WHAT THE TASK ASKS: Retype all of the listing exactly, passing over any picture you find.

++++++++

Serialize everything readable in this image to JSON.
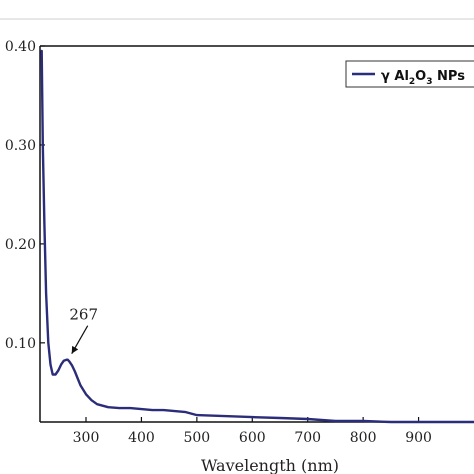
{
  "chart_data": {
    "type": "line",
    "xlabel": "Wavelength (nm)",
    "xlim": [
      217,
      1000
    ],
    "ylim": [
      0.02,
      0.4
    ],
    "x_ticks": [
      300,
      400,
      500,
      600,
      700,
      800,
      900
    ],
    "x_tick_labels": [
      "300",
      "400",
      "500",
      "600",
      "700",
      "800",
      "900"
    ],
    "y_ticks": [
      0.1,
      0.2,
      0.3,
      0.4
    ],
    "y_tick_labels": [
      "0.10",
      "0.20",
      "0.30",
      "0.40"
    ],
    "grid": false,
    "legend_position": "top-right",
    "series": [
      {
        "name": "γ Al2O3 NPs",
        "color": "#2b2d7a",
        "x": [
          220,
          222,
          225,
          228,
          232,
          236,
          240,
          245,
          250,
          255,
          260,
          265,
          267,
          270,
          275,
          280,
          285,
          290,
          300,
          310,
          320,
          340,
          360,
          380,
          400,
          420,
          440,
          460,
          480,
          500,
          550,
          600,
          650,
          700,
          750,
          800,
          850,
          900,
          950,
          1000
        ],
        "y": [
          0.395,
          0.3,
          0.22,
          0.15,
          0.1,
          0.078,
          0.068,
          0.068,
          0.072,
          0.078,
          0.082,
          0.083,
          0.083,
          0.081,
          0.077,
          0.071,
          0.064,
          0.057,
          0.048,
          0.042,
          0.038,
          0.035,
          0.034,
          0.034,
          0.033,
          0.032,
          0.032,
          0.031,
          0.03,
          0.027,
          0.026,
          0.025,
          0.024,
          0.023,
          0.021,
          0.021,
          0.02,
          0.02,
          0.02,
          0.02
        ]
      }
    ],
    "annotations": [
      {
        "text": "267",
        "x": 267,
        "y": 0.083
      }
    ]
  },
  "legend": {
    "prefix": "γ Al",
    "sub1": "2",
    "mid": "O",
    "sub2": "3",
    "suffix": " NPs"
  }
}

++++++++

SOLVED EXERCISE:
Serialize everything readable in this image to JSON.
{
  "chart_data": {
    "type": "line",
    "xlabel": "Wavelength (nm)",
    "xlim": [
      217,
      1000
    ],
    "ylim": [
      0.02,
      0.4
    ],
    "x_ticks": [
      300,
      400,
      500,
      600,
      700,
      800,
      900
    ],
    "x_tick_labels": [
      "300",
      "400",
      "500",
      "600",
      "700",
      "800",
      "900"
    ],
    "y_ticks": [
      0.1,
      0.2,
      0.3,
      0.4
    ],
    "y_tick_labels": [
      "0.10",
      "0.20",
      "0.30",
      "0.40"
    ],
    "grid": false,
    "legend_position": "top-right",
    "series": [
      {
        "name": "γ Al2O3 NPs",
        "color": "#2b2d7a",
        "x": [
          220,
          222,
          225,
          228,
          232,
          236,
          240,
          245,
          250,
          255,
          260,
          265,
          267,
          270,
          275,
          280,
          285,
          290,
          300,
          310,
          320,
          340,
          360,
          380,
          400,
          420,
          440,
          460,
          480,
          500,
          550,
          600,
          650,
          700,
          750,
          800,
          850,
          900,
          950,
          1000
        ],
        "y": [
          0.395,
          0.3,
          0.22,
          0.15,
          0.1,
          0.078,
          0.068,
          0.068,
          0.072,
          0.078,
          0.082,
          0.083,
          0.083,
          0.081,
          0.077,
          0.071,
          0.064,
          0.057,
          0.048,
          0.042,
          0.038,
          0.035,
          0.034,
          0.034,
          0.033,
          0.032,
          0.032,
          0.031,
          0.03,
          0.027,
          0.026,
          0.025,
          0.024,
          0.023,
          0.021,
          0.021,
          0.02,
          0.02,
          0.02,
          0.02
        ]
      }
    ],
    "annotations": [
      {
        "text": "267",
        "x": 267,
        "y": 0.083
      }
    ]
  },
  "legend": {
    "prefix": "γ Al",
    "sub1": "2",
    "mid": "O",
    "sub2": "3",
    "suffix": " NPs"
  }
}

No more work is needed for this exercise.